## GIVEN INSTRUCTION
Print all records exactly, leaving nothing out.

## EXERCISE DATA
Begin

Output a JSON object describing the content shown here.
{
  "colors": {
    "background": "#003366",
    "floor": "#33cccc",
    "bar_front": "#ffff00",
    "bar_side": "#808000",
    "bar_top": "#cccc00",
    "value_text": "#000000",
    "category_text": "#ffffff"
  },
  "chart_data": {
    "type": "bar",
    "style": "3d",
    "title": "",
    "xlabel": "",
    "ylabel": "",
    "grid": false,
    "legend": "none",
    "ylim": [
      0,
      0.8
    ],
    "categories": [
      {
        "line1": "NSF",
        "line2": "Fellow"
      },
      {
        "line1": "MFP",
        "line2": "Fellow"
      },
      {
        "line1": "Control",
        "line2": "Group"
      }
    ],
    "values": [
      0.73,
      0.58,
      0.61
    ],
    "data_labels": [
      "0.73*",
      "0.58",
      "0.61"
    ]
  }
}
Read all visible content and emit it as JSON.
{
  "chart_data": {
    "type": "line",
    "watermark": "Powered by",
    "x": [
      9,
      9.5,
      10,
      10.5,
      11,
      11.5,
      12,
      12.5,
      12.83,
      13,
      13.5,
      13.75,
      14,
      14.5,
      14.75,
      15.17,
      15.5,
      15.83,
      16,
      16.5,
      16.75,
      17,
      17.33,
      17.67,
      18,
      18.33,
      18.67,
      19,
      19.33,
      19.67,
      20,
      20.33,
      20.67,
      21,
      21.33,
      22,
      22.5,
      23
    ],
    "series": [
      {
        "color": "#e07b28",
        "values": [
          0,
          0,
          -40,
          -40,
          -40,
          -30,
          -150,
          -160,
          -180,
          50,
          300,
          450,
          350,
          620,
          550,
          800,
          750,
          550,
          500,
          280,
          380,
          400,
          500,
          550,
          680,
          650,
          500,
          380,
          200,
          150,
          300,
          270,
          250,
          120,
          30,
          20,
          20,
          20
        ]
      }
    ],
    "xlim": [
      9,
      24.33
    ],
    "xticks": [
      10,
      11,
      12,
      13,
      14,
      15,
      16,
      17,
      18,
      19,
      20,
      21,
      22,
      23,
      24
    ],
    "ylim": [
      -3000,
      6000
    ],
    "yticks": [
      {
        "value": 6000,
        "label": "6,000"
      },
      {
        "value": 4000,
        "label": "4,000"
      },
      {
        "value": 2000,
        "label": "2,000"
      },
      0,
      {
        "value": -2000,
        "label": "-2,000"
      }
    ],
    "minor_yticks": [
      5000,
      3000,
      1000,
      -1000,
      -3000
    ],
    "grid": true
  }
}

End

## SOLUTION TO THE EXERCISE
Output a JSON object describing the content shown here.
{
  "colors": {
    "background": "#003366",
    "floor": "#33cccc",
    "bar_front": "#ffff00",
    "bar_side": "#808000",
    "bar_top": "#cccc00",
    "value_text": "#000000",
    "category_text": "#ffffff"
  },
  "chart_data": {
    "type": "bar",
    "style": "3d",
    "title": "",
    "xlabel": "",
    "ylabel": "",
    "grid": false,
    "legend": "none",
    "ylim": [
      0,
      0.8
    ],
    "categories": [
      {
        "line1": "NSF",
        "line2": "Fellow"
      },
      {
        "line1": "MFP",
        "line2": "Fellow"
      },
      {
        "line1": "Control",
        "line2": "Group"
      }
    ],
    "values": [
      0.73,
      0.58,
      0.61
    ],
    "data_labels": [
      "0.73*",
      "0.58",
      "0.61"
    ]
  }
}
Read all visible content and emit it as JSON.
{
  "chart_data": {
    "type": "line",
    "watermark": "Powered by",
    "x": [
      9,
      9.5,
      10,
      10.5,
      11,
      11.5,
      12,
      12.5,
      12.83,
      13,
      13.5,
      13.75,
      14,
      14.5,
      14.75,
      15.17,
      15.5,
      15.83,
      16,
      16.5,
      16.75,
      17,
      17.33,
      17.67,
      18,
      18.33,
      18.67,
      19,
      19.33,
      19.67,
      20,
      20.33,
      20.67,
      21,
      21.33,
      22,
      22.5,
      23
    ],
    "series": [
      {
        "color": "#e07b28",
        "values": [
          0,
          0,
          -40,
          -40,
          -40,
          -30,
          -150,
          -160,
          -180,
          50,
          300,
          450,
          350,
          620,
          550,
          800,
          750,
          550,
          500,
          280,
          380,
          400,
          500,
          550,
          680,
          650,
          500,
          380,
          200,
          150,
          300,
          270,
          250,
          120,
          30,
          20,
          20,
          20
        ]
      }
    ],
    "xlim": [
      9,
      24.33
    ],
    "xticks": [
      10,
      11,
      12,
      13,
      14,
      15,
      16,
      17,
      18,
      19,
      20,
      21,
      22,
      23,
      24
    ],
    "ylim": [
      -3000,
      6000
    ],
    "yticks": [
      {
        "value": 6000,
        "label": "6,000"
      },
      {
        "value": 4000,
        "label": "4,000"
      },
      {
        "value": 2000,
        "label": "2,000"
      },
      0,
      {
        "value": -2000,
        "label": "-2,000"
      }
    ],
    "minor_yticks": [
      5000,
      3000,
      1000,
      -1000,
      -3000
    ],
    "grid": true
  }
}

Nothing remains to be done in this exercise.